**Written exercise**
Pick out each line containing the string "каких".

**Exercise inputs**
* * * *
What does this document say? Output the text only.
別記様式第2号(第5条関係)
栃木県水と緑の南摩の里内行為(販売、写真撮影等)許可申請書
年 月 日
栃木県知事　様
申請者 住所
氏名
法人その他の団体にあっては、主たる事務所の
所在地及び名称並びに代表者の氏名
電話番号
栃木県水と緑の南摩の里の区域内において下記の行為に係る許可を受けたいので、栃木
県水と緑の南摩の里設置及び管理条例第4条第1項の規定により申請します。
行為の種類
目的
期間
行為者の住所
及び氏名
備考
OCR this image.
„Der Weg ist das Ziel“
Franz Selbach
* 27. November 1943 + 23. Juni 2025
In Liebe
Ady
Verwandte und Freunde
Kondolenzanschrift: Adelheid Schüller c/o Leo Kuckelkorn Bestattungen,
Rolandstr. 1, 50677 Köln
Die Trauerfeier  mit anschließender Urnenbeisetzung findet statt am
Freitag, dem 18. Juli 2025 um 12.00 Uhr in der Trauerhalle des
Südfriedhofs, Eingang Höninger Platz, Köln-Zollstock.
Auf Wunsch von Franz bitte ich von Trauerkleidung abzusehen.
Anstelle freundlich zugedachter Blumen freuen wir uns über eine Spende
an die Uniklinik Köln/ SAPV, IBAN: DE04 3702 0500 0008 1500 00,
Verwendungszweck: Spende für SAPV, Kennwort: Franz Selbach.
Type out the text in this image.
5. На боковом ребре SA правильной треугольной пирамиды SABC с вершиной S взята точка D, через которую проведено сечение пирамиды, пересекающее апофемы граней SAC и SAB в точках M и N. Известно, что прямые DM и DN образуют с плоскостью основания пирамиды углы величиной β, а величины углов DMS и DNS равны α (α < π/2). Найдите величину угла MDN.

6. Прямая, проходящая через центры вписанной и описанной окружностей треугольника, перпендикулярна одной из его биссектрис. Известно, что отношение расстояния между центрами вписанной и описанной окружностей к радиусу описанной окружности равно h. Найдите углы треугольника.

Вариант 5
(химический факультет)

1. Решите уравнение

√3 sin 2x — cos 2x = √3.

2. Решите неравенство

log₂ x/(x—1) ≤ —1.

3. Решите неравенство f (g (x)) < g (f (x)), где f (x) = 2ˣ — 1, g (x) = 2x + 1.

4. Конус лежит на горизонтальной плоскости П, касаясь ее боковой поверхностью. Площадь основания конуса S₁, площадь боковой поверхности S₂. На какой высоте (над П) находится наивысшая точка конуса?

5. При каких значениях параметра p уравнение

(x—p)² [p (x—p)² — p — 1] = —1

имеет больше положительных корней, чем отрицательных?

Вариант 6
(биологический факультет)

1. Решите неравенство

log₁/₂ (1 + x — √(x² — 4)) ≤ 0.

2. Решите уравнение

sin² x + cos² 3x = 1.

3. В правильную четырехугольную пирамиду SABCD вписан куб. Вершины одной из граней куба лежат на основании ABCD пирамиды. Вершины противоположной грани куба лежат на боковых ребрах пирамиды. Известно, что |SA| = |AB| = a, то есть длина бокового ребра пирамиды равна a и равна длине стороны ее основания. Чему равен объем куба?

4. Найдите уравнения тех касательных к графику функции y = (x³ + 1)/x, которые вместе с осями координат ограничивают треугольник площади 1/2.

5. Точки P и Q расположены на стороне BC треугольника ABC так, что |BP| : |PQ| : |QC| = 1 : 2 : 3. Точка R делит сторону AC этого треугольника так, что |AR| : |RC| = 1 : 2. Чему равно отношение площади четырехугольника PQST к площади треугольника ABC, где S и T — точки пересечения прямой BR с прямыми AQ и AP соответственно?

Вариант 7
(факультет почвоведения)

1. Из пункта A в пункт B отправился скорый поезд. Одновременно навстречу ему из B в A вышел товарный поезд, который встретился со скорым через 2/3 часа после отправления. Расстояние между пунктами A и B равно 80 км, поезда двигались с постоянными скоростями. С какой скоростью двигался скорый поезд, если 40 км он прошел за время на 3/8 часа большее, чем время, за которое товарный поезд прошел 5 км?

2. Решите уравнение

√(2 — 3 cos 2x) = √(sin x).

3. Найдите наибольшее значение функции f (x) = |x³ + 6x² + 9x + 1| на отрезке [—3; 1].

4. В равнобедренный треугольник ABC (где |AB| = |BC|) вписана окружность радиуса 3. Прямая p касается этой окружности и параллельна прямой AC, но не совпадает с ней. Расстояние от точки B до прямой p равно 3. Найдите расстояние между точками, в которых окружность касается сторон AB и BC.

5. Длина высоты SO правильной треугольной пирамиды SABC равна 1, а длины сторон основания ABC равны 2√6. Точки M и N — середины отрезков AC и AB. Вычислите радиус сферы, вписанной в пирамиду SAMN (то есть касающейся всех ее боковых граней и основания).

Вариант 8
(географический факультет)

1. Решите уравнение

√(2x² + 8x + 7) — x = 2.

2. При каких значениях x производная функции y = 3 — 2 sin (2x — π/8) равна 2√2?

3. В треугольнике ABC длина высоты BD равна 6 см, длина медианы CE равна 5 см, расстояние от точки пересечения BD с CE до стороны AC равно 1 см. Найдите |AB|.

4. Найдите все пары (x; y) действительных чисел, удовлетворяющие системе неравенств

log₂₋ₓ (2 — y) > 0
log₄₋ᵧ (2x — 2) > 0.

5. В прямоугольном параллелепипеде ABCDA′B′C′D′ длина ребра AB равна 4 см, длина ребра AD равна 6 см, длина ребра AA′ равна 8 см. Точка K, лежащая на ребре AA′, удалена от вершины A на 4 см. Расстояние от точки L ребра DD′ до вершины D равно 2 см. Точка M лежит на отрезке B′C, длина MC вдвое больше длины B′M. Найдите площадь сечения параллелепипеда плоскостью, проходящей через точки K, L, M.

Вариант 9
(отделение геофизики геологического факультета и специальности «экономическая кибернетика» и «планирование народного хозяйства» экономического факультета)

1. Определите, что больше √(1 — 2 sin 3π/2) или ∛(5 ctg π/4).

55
* * * *
**In response**
5. При каких значениях параметра p уравнение
2. При каких значениях x производная функции y = 3 — 2 sin (2x — π/8) равна 2√2?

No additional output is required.